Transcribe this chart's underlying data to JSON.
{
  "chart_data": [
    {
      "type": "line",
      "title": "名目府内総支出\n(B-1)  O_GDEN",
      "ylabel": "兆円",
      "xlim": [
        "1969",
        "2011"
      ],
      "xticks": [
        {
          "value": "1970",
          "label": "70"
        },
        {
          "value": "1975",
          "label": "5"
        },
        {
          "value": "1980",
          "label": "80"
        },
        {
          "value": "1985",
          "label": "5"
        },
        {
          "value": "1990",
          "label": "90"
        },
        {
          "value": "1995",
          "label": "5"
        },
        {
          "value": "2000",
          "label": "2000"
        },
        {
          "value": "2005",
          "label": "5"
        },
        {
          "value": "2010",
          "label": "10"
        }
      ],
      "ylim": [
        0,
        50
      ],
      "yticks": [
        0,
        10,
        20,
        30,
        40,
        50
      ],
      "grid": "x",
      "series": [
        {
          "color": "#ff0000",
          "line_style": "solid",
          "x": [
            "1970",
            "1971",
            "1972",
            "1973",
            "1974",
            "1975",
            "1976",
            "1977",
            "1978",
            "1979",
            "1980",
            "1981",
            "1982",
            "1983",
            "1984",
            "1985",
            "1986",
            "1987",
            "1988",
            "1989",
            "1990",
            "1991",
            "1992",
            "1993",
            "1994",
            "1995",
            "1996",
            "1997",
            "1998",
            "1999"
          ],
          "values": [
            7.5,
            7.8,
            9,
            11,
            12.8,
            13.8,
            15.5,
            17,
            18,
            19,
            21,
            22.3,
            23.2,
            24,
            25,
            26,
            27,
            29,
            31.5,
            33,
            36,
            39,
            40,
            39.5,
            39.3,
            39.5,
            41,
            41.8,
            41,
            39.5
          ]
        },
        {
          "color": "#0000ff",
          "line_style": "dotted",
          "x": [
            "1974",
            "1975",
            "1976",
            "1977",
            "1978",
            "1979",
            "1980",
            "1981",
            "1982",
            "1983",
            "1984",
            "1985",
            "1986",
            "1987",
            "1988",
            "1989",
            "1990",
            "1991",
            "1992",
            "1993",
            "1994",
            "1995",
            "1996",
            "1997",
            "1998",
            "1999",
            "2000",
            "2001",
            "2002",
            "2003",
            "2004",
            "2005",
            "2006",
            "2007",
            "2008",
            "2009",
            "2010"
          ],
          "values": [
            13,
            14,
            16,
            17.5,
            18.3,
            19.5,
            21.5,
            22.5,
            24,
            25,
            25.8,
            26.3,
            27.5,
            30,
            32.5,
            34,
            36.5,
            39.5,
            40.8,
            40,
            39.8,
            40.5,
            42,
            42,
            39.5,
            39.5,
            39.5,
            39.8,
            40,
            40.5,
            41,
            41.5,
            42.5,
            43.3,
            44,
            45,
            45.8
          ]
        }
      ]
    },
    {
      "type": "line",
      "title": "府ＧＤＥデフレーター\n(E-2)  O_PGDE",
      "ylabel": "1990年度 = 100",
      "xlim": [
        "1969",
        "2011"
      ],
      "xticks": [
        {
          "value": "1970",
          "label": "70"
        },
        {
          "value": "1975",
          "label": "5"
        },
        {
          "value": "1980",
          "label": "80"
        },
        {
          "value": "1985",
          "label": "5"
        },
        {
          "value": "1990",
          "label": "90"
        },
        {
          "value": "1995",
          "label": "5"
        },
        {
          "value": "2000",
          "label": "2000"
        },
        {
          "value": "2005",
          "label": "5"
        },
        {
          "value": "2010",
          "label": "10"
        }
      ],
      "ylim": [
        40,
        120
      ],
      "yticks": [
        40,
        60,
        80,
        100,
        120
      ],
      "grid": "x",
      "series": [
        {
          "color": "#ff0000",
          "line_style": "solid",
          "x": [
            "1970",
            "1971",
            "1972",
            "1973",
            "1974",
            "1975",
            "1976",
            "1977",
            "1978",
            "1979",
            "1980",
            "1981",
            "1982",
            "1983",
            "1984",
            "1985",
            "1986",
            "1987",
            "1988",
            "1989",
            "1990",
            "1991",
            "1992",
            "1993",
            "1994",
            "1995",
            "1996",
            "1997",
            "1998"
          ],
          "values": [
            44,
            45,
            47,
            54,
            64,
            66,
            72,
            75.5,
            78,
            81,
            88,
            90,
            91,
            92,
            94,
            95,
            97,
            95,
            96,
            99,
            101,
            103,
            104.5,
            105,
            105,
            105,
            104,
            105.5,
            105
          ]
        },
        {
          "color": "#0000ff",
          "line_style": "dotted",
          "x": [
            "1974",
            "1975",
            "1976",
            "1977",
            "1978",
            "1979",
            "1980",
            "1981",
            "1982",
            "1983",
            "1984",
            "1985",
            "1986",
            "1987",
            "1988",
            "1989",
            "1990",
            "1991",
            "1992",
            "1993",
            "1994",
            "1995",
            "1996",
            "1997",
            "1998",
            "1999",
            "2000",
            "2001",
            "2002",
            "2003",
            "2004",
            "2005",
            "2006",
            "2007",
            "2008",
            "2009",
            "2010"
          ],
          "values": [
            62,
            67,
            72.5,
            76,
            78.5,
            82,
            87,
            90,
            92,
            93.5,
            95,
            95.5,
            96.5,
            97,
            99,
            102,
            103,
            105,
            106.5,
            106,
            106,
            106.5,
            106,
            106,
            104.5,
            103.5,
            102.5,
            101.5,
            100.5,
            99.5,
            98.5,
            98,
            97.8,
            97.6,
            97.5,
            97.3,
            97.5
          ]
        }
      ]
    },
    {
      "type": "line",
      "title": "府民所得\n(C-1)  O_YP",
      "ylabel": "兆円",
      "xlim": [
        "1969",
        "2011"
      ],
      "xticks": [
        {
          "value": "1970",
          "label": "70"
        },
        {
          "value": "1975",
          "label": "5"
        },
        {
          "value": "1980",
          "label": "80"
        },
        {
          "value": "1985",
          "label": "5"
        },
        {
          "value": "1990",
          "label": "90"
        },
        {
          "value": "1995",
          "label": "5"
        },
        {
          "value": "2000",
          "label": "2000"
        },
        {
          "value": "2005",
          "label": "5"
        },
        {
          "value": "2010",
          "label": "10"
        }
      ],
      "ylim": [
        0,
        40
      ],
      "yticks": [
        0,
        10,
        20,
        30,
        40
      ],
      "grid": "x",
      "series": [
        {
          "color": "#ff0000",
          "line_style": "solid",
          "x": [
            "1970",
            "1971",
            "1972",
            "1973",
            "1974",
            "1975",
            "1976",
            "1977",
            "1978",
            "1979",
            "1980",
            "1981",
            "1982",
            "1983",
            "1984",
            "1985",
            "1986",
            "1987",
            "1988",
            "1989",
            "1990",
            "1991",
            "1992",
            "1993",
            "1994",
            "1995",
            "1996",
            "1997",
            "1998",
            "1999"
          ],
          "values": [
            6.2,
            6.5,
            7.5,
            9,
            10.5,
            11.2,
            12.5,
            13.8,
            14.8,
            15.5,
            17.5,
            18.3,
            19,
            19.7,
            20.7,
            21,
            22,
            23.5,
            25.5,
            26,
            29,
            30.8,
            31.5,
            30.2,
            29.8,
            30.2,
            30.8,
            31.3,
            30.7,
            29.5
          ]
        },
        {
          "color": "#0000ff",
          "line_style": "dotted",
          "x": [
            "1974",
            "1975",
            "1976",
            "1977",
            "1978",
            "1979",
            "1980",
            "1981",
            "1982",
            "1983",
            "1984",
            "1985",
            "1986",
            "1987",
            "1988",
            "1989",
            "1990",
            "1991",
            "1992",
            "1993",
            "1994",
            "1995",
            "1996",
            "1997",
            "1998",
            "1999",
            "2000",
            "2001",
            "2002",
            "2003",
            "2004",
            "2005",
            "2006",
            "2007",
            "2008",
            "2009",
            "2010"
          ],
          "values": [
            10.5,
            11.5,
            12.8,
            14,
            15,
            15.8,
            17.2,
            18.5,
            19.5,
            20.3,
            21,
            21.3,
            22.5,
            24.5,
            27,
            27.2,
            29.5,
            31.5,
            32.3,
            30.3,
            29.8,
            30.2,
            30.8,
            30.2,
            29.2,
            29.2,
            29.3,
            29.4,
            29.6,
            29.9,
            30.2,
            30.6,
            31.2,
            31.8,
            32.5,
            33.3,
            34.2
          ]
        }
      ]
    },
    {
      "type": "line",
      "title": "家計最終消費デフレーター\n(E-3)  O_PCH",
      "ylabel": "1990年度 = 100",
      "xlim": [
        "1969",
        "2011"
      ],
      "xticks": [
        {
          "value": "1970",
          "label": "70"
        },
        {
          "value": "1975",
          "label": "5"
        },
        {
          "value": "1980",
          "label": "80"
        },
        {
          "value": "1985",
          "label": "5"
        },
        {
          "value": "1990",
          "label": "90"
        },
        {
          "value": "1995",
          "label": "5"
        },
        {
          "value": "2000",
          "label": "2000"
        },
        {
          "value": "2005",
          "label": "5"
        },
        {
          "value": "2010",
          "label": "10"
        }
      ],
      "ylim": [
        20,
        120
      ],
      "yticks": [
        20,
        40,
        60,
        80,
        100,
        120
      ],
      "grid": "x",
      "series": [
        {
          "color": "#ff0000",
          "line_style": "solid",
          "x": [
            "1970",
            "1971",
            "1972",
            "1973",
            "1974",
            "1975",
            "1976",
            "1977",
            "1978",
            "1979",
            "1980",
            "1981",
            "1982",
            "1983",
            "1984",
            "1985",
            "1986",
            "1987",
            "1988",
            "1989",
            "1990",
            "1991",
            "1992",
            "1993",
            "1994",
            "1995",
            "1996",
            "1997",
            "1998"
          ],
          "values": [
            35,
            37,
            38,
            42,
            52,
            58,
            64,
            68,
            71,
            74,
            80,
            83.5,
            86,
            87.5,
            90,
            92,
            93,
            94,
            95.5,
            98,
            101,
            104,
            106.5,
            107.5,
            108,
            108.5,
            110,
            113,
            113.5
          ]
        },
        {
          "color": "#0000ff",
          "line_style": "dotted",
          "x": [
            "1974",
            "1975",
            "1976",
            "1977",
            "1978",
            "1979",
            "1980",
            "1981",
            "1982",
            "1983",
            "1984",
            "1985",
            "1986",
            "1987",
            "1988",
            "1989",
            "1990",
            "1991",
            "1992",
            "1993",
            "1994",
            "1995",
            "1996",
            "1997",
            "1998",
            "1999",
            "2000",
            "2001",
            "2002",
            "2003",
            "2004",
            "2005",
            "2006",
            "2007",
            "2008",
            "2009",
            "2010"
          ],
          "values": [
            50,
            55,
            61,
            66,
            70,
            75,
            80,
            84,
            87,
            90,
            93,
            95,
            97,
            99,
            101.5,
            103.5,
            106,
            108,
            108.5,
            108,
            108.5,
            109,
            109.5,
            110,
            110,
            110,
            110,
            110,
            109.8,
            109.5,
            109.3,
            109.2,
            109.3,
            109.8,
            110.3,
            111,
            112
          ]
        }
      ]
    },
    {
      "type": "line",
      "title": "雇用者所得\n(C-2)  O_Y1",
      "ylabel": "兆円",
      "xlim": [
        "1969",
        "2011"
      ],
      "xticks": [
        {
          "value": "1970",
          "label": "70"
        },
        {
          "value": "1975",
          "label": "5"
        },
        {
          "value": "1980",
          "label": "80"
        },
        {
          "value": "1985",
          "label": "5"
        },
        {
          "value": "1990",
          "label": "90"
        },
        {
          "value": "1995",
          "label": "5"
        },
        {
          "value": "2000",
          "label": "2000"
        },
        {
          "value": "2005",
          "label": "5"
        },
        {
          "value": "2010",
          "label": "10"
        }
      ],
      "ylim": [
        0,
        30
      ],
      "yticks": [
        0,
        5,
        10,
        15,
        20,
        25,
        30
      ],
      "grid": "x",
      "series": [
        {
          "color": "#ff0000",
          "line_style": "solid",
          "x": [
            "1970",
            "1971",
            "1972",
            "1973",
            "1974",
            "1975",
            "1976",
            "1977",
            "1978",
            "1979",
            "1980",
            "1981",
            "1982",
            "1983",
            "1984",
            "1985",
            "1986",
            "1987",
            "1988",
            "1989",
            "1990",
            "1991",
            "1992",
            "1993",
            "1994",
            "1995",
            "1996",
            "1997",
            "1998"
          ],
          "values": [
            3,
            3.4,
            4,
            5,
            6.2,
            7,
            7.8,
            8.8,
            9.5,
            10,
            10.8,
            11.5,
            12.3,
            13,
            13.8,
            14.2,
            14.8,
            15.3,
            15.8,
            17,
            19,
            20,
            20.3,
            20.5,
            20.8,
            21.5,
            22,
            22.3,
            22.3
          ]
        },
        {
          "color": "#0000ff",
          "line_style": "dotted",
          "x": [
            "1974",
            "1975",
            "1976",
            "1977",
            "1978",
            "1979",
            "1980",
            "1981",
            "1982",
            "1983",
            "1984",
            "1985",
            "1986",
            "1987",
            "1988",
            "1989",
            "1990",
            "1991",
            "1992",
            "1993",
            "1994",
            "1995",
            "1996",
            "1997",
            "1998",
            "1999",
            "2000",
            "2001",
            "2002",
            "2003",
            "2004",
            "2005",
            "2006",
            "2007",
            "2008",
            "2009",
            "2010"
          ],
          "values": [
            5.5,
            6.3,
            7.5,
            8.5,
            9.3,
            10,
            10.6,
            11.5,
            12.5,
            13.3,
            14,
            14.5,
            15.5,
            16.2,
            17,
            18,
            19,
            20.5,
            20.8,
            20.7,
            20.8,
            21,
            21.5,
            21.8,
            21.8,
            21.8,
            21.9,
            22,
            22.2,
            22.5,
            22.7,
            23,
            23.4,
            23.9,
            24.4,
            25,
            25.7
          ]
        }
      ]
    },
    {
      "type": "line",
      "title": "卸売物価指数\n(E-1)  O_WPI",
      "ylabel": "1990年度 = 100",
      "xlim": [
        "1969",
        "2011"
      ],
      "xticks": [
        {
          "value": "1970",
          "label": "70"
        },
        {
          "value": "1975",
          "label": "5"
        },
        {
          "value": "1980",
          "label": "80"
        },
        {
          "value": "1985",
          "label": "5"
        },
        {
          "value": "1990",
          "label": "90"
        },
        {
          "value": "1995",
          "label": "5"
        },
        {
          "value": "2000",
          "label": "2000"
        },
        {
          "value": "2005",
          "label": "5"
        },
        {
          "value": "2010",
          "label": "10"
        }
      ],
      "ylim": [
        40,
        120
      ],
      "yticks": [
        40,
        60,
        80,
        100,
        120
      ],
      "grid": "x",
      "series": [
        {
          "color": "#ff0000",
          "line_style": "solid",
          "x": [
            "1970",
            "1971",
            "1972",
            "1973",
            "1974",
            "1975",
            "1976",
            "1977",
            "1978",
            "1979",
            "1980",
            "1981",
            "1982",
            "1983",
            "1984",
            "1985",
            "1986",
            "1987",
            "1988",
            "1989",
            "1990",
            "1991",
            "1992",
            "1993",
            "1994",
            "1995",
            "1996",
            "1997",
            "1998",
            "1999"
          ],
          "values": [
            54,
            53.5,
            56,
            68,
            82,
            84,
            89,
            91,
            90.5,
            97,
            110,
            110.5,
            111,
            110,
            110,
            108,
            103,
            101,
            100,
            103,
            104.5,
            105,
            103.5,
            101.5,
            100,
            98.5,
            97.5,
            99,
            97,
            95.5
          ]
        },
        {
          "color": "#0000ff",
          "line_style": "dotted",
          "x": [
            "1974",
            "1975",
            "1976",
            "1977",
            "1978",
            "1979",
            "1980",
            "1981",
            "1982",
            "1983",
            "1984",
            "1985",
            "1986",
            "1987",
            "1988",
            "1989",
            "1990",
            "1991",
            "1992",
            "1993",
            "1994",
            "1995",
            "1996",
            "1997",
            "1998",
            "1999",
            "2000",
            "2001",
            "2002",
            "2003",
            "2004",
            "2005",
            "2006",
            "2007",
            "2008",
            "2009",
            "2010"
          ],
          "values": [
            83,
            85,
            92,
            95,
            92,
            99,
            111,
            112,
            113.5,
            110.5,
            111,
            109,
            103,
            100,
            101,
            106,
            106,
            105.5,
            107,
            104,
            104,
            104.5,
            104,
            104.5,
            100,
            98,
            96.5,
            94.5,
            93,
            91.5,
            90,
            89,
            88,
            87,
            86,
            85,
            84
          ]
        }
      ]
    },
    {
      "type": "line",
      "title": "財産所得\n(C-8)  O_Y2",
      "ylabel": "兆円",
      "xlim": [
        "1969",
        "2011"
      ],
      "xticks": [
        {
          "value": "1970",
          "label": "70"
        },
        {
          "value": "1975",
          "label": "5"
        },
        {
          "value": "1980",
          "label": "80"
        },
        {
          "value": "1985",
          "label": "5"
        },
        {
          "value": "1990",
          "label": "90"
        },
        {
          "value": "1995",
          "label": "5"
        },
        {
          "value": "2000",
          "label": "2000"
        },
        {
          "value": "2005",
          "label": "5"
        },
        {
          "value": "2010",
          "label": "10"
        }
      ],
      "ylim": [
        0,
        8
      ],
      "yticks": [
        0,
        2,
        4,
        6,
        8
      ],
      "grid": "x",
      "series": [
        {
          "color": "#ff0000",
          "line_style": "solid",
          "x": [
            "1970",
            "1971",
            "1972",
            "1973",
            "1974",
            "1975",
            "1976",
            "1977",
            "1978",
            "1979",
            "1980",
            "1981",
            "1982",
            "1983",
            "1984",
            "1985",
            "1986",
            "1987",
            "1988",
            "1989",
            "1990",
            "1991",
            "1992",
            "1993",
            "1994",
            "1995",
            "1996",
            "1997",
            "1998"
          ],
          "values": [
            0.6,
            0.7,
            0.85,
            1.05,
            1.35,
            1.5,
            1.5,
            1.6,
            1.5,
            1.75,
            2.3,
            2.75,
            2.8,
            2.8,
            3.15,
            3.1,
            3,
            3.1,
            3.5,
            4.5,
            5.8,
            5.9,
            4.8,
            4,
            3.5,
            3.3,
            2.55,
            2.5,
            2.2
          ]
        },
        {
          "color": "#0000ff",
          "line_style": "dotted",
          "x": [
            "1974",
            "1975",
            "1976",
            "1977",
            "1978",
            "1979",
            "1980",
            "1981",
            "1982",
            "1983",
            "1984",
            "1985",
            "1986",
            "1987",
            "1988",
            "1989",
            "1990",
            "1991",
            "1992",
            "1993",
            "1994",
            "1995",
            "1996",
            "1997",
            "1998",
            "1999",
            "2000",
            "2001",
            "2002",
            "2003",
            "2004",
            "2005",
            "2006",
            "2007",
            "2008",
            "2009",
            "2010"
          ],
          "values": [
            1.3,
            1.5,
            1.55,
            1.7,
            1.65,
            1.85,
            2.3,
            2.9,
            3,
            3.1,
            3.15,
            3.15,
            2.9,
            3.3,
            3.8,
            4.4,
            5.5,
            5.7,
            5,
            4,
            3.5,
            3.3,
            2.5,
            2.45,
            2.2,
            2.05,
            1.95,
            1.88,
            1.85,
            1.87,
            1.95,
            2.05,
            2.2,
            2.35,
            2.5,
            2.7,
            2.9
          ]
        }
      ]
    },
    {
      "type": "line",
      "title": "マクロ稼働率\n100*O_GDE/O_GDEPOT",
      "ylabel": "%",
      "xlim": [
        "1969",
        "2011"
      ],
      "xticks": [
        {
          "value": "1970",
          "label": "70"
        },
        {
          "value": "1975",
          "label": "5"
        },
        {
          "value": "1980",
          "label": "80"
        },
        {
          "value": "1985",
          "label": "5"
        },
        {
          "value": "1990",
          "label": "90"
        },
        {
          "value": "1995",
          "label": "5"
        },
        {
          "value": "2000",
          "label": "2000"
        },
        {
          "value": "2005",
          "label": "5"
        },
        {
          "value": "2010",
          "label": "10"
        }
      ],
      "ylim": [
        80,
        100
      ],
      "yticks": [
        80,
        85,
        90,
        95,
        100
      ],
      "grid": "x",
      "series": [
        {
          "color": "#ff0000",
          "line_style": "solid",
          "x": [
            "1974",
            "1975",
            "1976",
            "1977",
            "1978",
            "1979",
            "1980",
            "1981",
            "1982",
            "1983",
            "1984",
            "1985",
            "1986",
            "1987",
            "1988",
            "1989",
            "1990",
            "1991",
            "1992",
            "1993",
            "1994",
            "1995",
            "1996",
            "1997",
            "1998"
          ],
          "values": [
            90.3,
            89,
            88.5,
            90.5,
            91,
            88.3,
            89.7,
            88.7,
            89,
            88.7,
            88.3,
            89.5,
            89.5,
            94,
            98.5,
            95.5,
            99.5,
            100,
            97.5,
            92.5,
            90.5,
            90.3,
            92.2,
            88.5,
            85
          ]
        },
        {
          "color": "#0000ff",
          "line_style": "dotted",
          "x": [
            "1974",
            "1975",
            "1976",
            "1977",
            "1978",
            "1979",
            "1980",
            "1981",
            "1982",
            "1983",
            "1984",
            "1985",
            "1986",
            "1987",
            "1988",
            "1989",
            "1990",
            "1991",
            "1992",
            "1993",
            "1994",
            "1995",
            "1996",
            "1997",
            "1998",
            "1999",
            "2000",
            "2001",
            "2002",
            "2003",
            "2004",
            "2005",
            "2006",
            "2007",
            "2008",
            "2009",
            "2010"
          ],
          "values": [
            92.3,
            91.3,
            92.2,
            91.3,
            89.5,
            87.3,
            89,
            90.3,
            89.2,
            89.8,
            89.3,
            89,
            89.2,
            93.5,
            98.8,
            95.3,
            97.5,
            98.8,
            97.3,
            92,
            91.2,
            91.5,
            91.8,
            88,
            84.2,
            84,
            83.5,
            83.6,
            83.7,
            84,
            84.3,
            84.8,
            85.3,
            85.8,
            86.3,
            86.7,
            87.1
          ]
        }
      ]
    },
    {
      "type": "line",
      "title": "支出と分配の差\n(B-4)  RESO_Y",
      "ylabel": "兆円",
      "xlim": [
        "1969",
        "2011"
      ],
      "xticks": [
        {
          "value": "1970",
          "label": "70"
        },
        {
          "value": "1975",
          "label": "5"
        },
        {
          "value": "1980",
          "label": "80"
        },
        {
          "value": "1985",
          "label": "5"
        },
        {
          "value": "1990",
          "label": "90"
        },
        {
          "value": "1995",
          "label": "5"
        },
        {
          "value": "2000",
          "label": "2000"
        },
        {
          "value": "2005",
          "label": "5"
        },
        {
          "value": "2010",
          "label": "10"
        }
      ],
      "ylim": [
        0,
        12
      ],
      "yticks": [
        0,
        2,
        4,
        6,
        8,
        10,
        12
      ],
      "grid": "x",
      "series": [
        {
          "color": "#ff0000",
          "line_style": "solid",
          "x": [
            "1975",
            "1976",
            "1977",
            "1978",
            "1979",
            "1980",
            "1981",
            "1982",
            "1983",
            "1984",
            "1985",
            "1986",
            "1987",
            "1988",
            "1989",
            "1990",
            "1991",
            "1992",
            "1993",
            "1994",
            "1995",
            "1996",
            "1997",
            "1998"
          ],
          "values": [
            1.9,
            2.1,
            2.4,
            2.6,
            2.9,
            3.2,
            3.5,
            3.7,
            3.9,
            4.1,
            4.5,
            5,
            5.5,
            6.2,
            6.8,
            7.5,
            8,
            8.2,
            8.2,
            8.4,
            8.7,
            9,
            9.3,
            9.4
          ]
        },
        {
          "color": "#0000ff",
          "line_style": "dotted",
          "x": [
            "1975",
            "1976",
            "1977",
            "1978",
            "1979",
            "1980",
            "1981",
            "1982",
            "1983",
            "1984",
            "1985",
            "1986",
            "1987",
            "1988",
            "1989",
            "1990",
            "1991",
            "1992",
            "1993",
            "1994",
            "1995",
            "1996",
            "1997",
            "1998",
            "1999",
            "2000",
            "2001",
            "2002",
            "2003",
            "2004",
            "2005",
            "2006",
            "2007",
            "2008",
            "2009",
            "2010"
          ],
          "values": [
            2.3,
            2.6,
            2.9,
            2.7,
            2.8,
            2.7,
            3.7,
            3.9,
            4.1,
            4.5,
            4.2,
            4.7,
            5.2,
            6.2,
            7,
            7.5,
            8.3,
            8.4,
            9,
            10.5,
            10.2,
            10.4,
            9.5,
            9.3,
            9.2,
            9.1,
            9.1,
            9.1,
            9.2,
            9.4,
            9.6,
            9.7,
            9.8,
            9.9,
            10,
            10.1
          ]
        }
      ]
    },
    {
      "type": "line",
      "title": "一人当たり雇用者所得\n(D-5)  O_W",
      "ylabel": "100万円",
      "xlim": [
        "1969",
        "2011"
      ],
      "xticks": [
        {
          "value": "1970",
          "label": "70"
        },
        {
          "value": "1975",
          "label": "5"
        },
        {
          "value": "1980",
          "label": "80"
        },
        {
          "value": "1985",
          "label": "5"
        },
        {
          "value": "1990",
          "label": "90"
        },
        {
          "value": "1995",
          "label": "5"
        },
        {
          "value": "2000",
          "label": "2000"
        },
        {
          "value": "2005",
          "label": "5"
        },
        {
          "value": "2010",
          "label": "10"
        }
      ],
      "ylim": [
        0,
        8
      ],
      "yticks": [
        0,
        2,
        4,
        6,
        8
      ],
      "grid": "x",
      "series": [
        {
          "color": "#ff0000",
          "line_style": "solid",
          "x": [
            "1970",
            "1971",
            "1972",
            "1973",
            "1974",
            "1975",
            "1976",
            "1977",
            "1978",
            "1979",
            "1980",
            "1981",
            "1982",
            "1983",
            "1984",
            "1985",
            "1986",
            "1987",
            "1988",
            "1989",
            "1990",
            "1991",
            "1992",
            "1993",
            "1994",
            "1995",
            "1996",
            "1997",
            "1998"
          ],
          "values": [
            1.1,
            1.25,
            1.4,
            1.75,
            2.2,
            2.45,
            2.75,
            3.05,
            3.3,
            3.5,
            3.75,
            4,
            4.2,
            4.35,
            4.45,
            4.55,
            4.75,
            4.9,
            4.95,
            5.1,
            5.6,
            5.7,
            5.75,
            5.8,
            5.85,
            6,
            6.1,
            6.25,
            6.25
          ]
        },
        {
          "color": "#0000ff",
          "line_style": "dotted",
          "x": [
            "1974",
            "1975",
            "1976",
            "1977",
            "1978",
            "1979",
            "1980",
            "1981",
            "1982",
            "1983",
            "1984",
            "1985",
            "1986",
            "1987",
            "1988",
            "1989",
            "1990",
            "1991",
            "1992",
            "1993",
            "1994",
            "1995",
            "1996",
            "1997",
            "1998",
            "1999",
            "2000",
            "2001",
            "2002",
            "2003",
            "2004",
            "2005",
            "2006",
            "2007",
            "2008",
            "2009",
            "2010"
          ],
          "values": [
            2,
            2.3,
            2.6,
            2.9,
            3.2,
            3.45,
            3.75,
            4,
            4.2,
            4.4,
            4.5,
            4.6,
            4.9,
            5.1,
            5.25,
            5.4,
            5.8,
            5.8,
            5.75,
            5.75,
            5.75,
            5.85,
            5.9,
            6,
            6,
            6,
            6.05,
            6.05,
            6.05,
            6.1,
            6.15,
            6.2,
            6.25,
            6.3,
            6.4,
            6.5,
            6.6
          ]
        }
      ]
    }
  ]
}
——
__PROMPT__: List all lines in the material containing the string "title".

__SOLUTION TO THE EXERCISE__:
      "title": "名目府内総支出\n(B-1)  O_GDEN",
      "title": "府ＧＤＥデフレーター\n(E-2)  O_PGDE",
      "title": "府民所得\n(C-1)  O_YP",
      "title": "家計最終消費デフレーター\n(E-3)  O_PCH",
      "title": "雇用者所得\n(C-2)  O_Y1",
      "title": "卸売物価指数\n(E-1)  O_WPI",
      "title": "財産所得\n(C-8)  O_Y2",
      "title": "マクロ稼働率\n100*O_GDE/O_GDEPOT",
      "title": "支出と分配の差\n(B-4)  RESO_Y",
      "title": "一人当たり雇用者所得\n(D-5)  O_W",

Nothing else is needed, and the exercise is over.